Element and region listings:
-=-=-

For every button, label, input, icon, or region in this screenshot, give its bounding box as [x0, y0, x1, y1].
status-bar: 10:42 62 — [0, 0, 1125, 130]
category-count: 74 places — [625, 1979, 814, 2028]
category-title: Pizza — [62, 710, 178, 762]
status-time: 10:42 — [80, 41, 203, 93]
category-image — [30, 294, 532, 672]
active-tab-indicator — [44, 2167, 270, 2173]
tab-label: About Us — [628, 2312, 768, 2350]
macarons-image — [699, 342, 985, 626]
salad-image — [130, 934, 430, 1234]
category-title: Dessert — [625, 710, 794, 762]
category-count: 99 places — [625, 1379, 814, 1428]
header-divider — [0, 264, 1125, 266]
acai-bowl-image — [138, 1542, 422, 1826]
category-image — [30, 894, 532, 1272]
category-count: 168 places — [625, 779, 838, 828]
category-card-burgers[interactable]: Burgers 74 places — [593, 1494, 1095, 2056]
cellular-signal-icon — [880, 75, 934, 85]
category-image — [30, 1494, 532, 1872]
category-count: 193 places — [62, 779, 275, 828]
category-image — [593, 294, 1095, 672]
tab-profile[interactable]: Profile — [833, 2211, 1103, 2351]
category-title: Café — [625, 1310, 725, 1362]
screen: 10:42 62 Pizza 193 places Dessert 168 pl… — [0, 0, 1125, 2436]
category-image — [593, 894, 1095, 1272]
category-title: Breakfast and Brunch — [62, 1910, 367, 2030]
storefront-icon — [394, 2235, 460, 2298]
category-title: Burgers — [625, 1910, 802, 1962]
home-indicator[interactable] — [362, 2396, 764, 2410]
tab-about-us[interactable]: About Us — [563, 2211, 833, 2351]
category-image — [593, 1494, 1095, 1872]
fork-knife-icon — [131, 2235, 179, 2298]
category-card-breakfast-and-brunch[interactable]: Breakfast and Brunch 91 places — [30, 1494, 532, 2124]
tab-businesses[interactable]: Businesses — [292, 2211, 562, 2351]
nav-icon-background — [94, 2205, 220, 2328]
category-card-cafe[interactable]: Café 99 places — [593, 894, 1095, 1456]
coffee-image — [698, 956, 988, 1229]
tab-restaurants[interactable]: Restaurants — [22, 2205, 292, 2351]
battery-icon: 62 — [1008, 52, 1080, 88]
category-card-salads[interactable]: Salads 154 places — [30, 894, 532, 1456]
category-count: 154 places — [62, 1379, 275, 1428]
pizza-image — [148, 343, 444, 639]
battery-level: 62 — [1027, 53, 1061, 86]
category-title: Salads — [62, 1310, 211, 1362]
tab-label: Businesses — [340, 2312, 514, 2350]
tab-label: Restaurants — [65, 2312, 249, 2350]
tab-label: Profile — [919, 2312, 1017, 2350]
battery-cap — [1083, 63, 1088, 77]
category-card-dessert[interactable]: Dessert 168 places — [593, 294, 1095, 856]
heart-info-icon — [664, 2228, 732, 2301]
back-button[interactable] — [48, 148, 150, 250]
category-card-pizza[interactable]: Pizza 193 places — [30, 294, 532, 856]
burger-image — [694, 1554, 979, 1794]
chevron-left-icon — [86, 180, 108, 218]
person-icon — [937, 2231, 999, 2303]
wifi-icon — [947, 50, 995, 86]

-=-=-

TO BE DONE:
Revise the lines of all the items above, changing every "category-count" to "venue-count" and leaving the rest untouched.

THE REPLY:
For every button, label, input, icon, or region in this screenshot, give its bounding box as [x0, y0, x1, y1].
status-bar: 10:42 62 — [0, 0, 1125, 130]
venue-count: 74 places — [625, 1979, 814, 2028]
category-title: Pizza — [62, 710, 178, 762]
status-time: 10:42 — [80, 41, 203, 93]
category-image — [30, 294, 532, 672]
active-tab-indicator — [44, 2167, 270, 2173]
tab-label: About Us — [628, 2312, 768, 2350]
macarons-image — [699, 342, 985, 626]
salad-image — [130, 934, 430, 1234]
category-title: Dessert — [625, 710, 794, 762]
venue-count: 99 places — [625, 1379, 814, 1428]
header-divider — [0, 264, 1125, 266]
acai-bowl-image — [138, 1542, 422, 1826]
category-image — [30, 894, 532, 1272]
venue-count: 168 places — [625, 779, 838, 828]
category-card-burgers[interactable]: Burgers 74 places — [593, 1494, 1095, 2056]
cellular-signal-icon — [880, 75, 934, 85]
category-image — [30, 1494, 532, 1872]
venue-count: 193 places — [62, 779, 275, 828]
category-image — [593, 294, 1095, 672]
tab-profile[interactable]: Profile — [833, 2211, 1103, 2351]
category-title: Café — [625, 1310, 725, 1362]
screen: 10:42 62 Pizza 193 places Dessert 168 pl… — [0, 0, 1125, 2436]
category-image — [593, 894, 1095, 1272]
category-title: Breakfast and Brunch — [62, 1910, 367, 2030]
storefront-icon — [394, 2235, 460, 2298]
category-title: Burgers — [625, 1910, 802, 1962]
home-indicator[interactable] — [362, 2396, 764, 2410]
tab-about-us[interactable]: About Us — [563, 2211, 833, 2351]
category-image — [593, 1494, 1095, 1872]
fork-knife-icon — [131, 2235, 179, 2298]
category-card-breakfast-and-brunch[interactable]: Breakfast and Brunch 91 places — [30, 1494, 532, 2124]
tab-businesses[interactable]: Businesses — [292, 2211, 562, 2351]
nav-icon-background — [94, 2205, 220, 2328]
category-card-cafe[interactable]: Café 99 places — [593, 894, 1095, 1456]
coffee-image — [698, 956, 988, 1229]
tab-restaurants[interactable]: Restaurants — [22, 2205, 292, 2351]
battery-icon: 62 — [1008, 52, 1080, 88]
category-card-salads[interactable]: Salads 154 places — [30, 894, 532, 1456]
venue-count: 154 places — [62, 1379, 275, 1428]
pizza-image — [148, 343, 444, 639]
battery-level: 62 — [1027, 53, 1061, 86]
category-title: Salads — [62, 1310, 211, 1362]
tab-label: Businesses — [340, 2312, 514, 2350]
tab-label: Restaurants — [65, 2312, 249, 2350]
tab-label: Profile — [919, 2312, 1017, 2350]
battery-cap — [1083, 63, 1088, 77]
category-card-dessert[interactable]: Dessert 168 places — [593, 294, 1095, 856]
heart-info-icon — [664, 2228, 732, 2301]
back-button[interactable] — [48, 148, 150, 250]
category-card-pizza[interactable]: Pizza 193 places — [30, 294, 532, 856]
burger-image — [694, 1554, 979, 1794]
chevron-left-icon — [86, 180, 108, 218]
person-icon — [937, 2231, 999, 2303]
wifi-icon — [947, 50, 995, 86]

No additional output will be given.